● Problem:
Pictures stay out of the copy; restate everything else in the material exactly.

>> Start

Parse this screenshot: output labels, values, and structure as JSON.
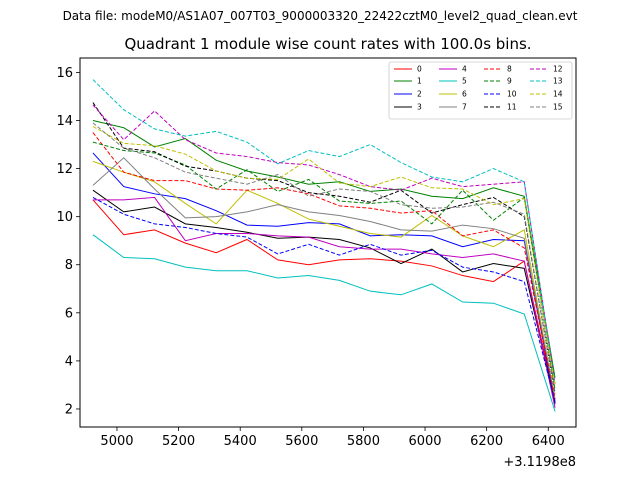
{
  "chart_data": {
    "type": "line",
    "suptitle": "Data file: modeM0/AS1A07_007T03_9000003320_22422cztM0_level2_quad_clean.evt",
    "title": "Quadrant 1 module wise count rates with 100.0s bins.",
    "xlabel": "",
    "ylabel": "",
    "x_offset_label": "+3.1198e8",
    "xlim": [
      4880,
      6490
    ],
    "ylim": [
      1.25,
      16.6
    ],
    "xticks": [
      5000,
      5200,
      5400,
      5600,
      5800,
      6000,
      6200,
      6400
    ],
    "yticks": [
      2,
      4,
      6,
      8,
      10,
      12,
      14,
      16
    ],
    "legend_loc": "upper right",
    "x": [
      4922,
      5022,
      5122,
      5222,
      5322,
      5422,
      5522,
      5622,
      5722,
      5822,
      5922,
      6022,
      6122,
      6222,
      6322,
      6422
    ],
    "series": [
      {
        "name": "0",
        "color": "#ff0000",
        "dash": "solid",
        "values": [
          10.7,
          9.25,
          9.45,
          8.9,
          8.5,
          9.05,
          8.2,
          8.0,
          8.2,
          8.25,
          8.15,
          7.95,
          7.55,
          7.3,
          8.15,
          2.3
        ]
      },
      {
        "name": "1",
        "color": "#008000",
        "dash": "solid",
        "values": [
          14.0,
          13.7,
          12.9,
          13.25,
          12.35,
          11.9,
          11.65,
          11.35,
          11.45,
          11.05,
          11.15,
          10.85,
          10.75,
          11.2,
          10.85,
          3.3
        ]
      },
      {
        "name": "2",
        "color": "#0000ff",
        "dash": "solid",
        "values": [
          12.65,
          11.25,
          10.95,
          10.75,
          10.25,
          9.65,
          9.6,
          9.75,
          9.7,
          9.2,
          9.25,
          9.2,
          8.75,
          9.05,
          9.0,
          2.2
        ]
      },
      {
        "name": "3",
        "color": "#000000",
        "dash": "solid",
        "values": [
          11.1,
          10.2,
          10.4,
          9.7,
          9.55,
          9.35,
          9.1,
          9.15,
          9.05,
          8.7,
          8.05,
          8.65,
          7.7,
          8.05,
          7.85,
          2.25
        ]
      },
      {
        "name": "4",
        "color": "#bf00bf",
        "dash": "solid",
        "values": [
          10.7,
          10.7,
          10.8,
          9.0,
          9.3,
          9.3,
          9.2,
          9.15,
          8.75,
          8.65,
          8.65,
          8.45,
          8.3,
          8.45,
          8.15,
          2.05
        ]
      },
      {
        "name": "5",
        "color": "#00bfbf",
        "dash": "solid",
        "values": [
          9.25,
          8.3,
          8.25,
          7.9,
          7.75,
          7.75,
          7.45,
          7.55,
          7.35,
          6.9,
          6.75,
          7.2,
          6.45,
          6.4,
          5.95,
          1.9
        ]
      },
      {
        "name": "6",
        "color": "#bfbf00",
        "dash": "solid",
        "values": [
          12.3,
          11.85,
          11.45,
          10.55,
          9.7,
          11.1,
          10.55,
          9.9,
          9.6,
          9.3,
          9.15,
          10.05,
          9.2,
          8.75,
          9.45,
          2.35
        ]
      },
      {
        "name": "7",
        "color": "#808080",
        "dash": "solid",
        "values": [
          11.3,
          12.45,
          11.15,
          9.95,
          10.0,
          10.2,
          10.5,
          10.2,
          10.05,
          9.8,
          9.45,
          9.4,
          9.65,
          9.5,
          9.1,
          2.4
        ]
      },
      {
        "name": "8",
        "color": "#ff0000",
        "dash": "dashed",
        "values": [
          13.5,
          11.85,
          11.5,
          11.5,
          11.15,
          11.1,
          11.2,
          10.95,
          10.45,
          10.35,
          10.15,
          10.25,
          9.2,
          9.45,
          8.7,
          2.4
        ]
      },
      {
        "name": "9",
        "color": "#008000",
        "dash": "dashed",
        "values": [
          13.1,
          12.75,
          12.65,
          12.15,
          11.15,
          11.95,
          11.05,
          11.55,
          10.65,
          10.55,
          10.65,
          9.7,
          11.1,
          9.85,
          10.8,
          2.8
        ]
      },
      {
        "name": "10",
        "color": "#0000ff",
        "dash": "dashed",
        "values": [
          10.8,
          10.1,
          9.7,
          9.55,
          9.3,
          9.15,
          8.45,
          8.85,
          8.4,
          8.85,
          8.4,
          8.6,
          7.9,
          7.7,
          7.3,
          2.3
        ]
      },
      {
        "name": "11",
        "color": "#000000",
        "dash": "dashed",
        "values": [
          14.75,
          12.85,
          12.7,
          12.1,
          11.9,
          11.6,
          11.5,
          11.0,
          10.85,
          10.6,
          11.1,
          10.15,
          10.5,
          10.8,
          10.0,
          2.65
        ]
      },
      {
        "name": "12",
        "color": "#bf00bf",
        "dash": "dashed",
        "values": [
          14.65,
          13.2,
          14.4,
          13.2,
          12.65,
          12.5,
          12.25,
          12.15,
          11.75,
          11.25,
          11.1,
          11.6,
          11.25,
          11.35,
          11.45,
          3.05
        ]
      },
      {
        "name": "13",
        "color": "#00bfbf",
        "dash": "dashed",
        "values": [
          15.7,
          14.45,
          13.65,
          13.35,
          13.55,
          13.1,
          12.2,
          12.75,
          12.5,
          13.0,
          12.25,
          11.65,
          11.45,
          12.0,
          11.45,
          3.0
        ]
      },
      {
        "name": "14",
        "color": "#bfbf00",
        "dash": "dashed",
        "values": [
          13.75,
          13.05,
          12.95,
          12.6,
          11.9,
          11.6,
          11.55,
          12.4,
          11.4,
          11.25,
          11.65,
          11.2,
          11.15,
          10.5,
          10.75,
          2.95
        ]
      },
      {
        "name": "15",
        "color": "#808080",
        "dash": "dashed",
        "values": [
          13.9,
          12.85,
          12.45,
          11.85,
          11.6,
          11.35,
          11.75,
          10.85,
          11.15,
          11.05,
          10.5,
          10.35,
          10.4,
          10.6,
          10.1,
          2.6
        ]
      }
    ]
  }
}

>> End

● Output of the task:
Parse this screenshot: output labels, values, and structure as JSON.
{
  "chart_data": {
    "type": "line",
    "suptitle": "Data file: modeM0/AS1A07_007T03_9000003320_22422cztM0_level2_quad_clean.evt",
    "title": "Quadrant 1 module wise count rates with 100.0s bins.",
    "xlabel": "",
    "ylabel": "",
    "x_offset_label": "+3.1198e8",
    "xlim": [
      4880,
      6490
    ],
    "ylim": [
      1.25,
      16.6
    ],
    "xticks": [
      5000,
      5200,
      5400,
      5600,
      5800,
      6000,
      6200,
      6400
    ],
    "yticks": [
      2,
      4,
      6,
      8,
      10,
      12,
      14,
      16
    ],
    "legend_loc": "upper right",
    "x": [
      4922,
      5022,
      5122,
      5222,
      5322,
      5422,
      5522,
      5622,
      5722,
      5822,
      5922,
      6022,
      6122,
      6222,
      6322,
      6422
    ],
    "series": [
      {
        "name": "0",
        "color": "#ff0000",
        "dash": "solid",
        "values": [
          10.7,
          9.25,
          9.45,
          8.9,
          8.5,
          9.05,
          8.2,
          8.0,
          8.2,
          8.25,
          8.15,
          7.95,
          7.55,
          7.3,
          8.15,
          2.3
        ]
      },
      {
        "name": "1",
        "color": "#008000",
        "dash": "solid",
        "values": [
          14.0,
          13.7,
          12.9,
          13.25,
          12.35,
          11.9,
          11.65,
          11.35,
          11.45,
          11.05,
          11.15,
          10.85,
          10.75,
          11.2,
          10.85,
          3.3
        ]
      },
      {
        "name": "2",
        "color": "#0000ff",
        "dash": "solid",
        "values": [
          12.65,
          11.25,
          10.95,
          10.75,
          10.25,
          9.65,
          9.6,
          9.75,
          9.7,
          9.2,
          9.25,
          9.2,
          8.75,
          9.05,
          9.0,
          2.2
        ]
      },
      {
        "name": "3",
        "color": "#000000",
        "dash": "solid",
        "values": [
          11.1,
          10.2,
          10.4,
          9.7,
          9.55,
          9.35,
          9.1,
          9.15,
          9.05,
          8.7,
          8.05,
          8.65,
          7.7,
          8.05,
          7.85,
          2.25
        ]
      },
      {
        "name": "4",
        "color": "#bf00bf",
        "dash": "solid",
        "values": [
          10.7,
          10.7,
          10.8,
          9.0,
          9.3,
          9.3,
          9.2,
          9.15,
          8.75,
          8.65,
          8.65,
          8.45,
          8.3,
          8.45,
          8.15,
          2.05
        ]
      },
      {
        "name": "5",
        "color": "#00bfbf",
        "dash": "solid",
        "values": [
          9.25,
          8.3,
          8.25,
          7.9,
          7.75,
          7.75,
          7.45,
          7.55,
          7.35,
          6.9,
          6.75,
          7.2,
          6.45,
          6.4,
          5.95,
          1.9
        ]
      },
      {
        "name": "6",
        "color": "#bfbf00",
        "dash": "solid",
        "values": [
          12.3,
          11.85,
          11.45,
          10.55,
          9.7,
          11.1,
          10.55,
          9.9,
          9.6,
          9.3,
          9.15,
          10.05,
          9.2,
          8.75,
          9.45,
          2.35
        ]
      },
      {
        "name": "7",
        "color": "#808080",
        "dash": "solid",
        "values": [
          11.3,
          12.45,
          11.15,
          9.95,
          10.0,
          10.2,
          10.5,
          10.2,
          10.05,
          9.8,
          9.45,
          9.4,
          9.65,
          9.5,
          9.1,
          2.4
        ]
      },
      {
        "name": "8",
        "color": "#ff0000",
        "dash": "dashed",
        "values": [
          13.5,
          11.85,
          11.5,
          11.5,
          11.15,
          11.1,
          11.2,
          10.95,
          10.45,
          10.35,
          10.15,
          10.25,
          9.2,
          9.45,
          8.7,
          2.4
        ]
      },
      {
        "name": "9",
        "color": "#008000",
        "dash": "dashed",
        "values": [
          13.1,
          12.75,
          12.65,
          12.15,
          11.15,
          11.95,
          11.05,
          11.55,
          10.65,
          10.55,
          10.65,
          9.7,
          11.1,
          9.85,
          10.8,
          2.8
        ]
      },
      {
        "name": "10",
        "color": "#0000ff",
        "dash": "dashed",
        "values": [
          10.8,
          10.1,
          9.7,
          9.55,
          9.3,
          9.15,
          8.45,
          8.85,
          8.4,
          8.85,
          8.4,
          8.6,
          7.9,
          7.7,
          7.3,
          2.3
        ]
      },
      {
        "name": "11",
        "color": "#000000",
        "dash": "dashed",
        "values": [
          14.75,
          12.85,
          12.7,
          12.1,
          11.9,
          11.6,
          11.5,
          11.0,
          10.85,
          10.6,
          11.1,
          10.15,
          10.5,
          10.8,
          10.0,
          2.65
        ]
      },
      {
        "name": "12",
        "color": "#bf00bf",
        "dash": "dashed",
        "values": [
          14.65,
          13.2,
          14.4,
          13.2,
          12.65,
          12.5,
          12.25,
          12.15,
          11.75,
          11.25,
          11.1,
          11.6,
          11.25,
          11.35,
          11.45,
          3.05
        ]
      },
      {
        "name": "13",
        "color": "#00bfbf",
        "dash": "dashed",
        "values": [
          15.7,
          14.45,
          13.65,
          13.35,
          13.55,
          13.1,
          12.2,
          12.75,
          12.5,
          13.0,
          12.25,
          11.65,
          11.45,
          12.0,
          11.45,
          3.0
        ]
      },
      {
        "name": "14",
        "color": "#bfbf00",
        "dash": "dashed",
        "values": [
          13.75,
          13.05,
          12.95,
          12.6,
          11.9,
          11.6,
          11.55,
          12.4,
          11.4,
          11.25,
          11.65,
          11.2,
          11.15,
          10.5,
          10.75,
          2.95
        ]
      },
      {
        "name": "15",
        "color": "#808080",
        "dash": "dashed",
        "values": [
          13.9,
          12.85,
          12.45,
          11.85,
          11.6,
          11.35,
          11.75,
          10.85,
          11.15,
          11.05,
          10.5,
          10.35,
          10.4,
          10.6,
          10.1,
          2.6
        ]
      }
    ]
  }
}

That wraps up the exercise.